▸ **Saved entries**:
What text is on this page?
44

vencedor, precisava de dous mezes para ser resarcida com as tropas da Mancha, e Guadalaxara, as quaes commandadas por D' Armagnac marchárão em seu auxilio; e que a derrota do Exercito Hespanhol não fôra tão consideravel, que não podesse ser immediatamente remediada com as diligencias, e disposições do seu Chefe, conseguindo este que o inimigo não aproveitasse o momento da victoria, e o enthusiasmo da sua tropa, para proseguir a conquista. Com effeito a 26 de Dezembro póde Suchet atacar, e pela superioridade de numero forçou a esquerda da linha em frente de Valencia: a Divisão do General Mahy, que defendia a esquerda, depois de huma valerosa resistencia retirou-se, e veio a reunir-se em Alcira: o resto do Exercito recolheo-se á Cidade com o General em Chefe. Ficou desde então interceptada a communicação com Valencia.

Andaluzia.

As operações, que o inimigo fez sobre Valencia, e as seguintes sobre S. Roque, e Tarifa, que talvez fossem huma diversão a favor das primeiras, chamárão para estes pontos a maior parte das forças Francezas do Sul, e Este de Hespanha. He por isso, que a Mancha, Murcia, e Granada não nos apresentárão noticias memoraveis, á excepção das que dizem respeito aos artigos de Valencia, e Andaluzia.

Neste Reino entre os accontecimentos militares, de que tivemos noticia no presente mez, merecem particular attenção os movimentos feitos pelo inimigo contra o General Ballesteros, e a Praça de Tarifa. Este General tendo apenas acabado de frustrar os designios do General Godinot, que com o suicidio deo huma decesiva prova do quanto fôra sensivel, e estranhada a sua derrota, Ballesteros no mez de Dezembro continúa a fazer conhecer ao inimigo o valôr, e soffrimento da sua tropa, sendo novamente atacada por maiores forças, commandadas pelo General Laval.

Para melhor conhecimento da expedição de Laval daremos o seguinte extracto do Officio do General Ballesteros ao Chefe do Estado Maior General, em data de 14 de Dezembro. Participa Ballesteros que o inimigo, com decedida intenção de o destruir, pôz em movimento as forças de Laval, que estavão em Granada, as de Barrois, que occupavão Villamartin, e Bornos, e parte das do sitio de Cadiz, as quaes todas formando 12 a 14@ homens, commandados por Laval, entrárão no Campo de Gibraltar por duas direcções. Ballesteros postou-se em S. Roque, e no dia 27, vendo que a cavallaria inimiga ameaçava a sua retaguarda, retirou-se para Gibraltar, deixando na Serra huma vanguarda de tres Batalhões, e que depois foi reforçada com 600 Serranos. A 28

▸ **What this task involves**:
Could you transcribe the records in full, exactly?

▸ **Final answer**:
What text is on this page?
44

vencedor, precisava de dous mezes para ser resarcida com as tropas da Mancha, e Guadalaxara, as quaes commandadas por D' Armagnac marchárão em seu auxilio; e que a derrota do Exercito Hespanhol não fôra tão consideravel, que não podesse ser immediatamente remediada com as diligencias, e disposições do seu Chefe, conseguindo este que o inimigo não aproveitasse o momento da victoria, e o enthusiasmo da sua tropa, para proseguir a conquista. Com effeito a 26 de Dezembro póde Suchet atacar, e pela superioridade de numero forçou a esquerda da linha em frente de Valencia: a Divisão do General Mahy, que defendia a esquerda, depois de huma valerosa resistencia retirou-se, e veio a reunir-se em Alcira: o resto do Exercito recolheo-se á Cidade com o General em Chefe. Ficou desde então interceptada a communicação com Valencia.

Andaluzia.

As operações, que o inimigo fez sobre Valencia, e as seguintes sobre S. Roque, e Tarifa, que talvez fossem huma diversão a favor das primeiras, chamárão para estes pontos a maior parte das forças Francezas do Sul, e Este de Hespanha. He por isso, que a Mancha, Murcia, e Granada não nos apresentárão noticias memoraveis, á excepção das que dizem respeito aos artigos de Valencia, e Andaluzia.

Neste Reino entre os accontecimentos militares, de que tivemos noticia no presente mez, merecem particular attenção os movimentos feitos pelo inimigo contra o General Ballesteros, e a Praça de Tarifa. Este General tendo apenas acabado de frustrar os designios do General Godinot, que com o suicidio deo huma decesiva prova do quanto fôra sensivel, e estranhada a sua derrota, Ballesteros no mez de Dezembro continúa a fazer conhecer ao inimigo o valôr, e soffrimento da sua tropa, sendo novamente atacada por maiores forças, commandadas pelo General Laval.

Para melhor conhecimento da expedição de Laval daremos o seguinte extracto do Officio do General Ballesteros ao Chefe do Estado Maior General, em data de 14 de Dezembro. Participa Ballesteros que o inimigo, com decedida intenção de o destruir, pôz em movimento as forças de Laval, que estavão em Granada, as de Barrois, que occupavão Villamartin, e Bornos, e parte das do sitio de Cadiz, as quaes todas formando 12 a 14@ homens, commandados por Laval, entrárão no Campo de Gibraltar por duas direcções. Ballesteros postou-se em S. Roque, e no dia 27, vendo que a cavallaria inimiga ameaçava a sua retaguarda, retirou-se para Gibraltar, deixando na Serra huma vanguarda de tres Batalhões, e que depois foi reforçada com 600 Serranos. A 28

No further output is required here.